Data records -
* START *
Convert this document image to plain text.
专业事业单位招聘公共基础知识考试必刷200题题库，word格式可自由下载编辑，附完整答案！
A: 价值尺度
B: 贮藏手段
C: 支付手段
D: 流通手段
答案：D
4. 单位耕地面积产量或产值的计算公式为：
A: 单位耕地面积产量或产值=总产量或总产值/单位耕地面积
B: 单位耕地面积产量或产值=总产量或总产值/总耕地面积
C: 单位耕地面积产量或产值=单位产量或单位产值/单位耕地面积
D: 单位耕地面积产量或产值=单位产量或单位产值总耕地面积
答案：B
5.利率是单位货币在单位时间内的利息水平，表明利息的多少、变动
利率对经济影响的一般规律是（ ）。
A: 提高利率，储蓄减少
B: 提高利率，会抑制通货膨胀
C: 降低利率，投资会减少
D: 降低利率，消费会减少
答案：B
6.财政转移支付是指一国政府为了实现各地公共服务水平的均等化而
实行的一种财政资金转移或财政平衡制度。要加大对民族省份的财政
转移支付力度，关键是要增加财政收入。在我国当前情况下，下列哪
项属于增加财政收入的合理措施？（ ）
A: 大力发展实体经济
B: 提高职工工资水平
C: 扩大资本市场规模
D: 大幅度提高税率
* END *
* START *
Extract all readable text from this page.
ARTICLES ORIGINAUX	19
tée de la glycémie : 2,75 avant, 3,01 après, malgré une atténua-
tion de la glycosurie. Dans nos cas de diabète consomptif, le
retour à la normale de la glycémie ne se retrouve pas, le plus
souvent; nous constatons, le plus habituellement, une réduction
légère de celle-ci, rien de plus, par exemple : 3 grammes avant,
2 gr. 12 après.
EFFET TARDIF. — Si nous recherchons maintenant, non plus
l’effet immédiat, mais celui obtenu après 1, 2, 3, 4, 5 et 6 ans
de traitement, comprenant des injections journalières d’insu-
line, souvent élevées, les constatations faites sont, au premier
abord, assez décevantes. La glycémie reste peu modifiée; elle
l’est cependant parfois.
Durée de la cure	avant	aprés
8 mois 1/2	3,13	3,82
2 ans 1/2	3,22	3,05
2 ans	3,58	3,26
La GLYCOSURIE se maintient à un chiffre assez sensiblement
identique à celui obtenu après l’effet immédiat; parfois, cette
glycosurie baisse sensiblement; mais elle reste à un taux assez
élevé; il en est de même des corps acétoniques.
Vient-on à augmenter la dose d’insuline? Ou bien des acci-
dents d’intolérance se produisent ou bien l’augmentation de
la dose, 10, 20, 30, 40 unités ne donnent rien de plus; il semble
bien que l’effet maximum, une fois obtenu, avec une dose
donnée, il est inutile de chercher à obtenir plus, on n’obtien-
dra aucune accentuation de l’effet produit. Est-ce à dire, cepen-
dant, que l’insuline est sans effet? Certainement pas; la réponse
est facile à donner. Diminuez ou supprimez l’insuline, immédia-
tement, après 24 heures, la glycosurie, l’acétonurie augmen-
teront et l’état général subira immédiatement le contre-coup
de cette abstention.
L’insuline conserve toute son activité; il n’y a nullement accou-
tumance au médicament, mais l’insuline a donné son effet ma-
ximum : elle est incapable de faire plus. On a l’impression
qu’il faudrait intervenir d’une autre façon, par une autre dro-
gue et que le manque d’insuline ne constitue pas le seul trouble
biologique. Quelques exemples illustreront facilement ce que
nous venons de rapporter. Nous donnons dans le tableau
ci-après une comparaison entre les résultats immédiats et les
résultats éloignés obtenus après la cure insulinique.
* END *
Task to complete -
Reproduce every line from the entries that holds the word "text".

Task output -
Convert this document image to plain text.
Extract all readable text from this page.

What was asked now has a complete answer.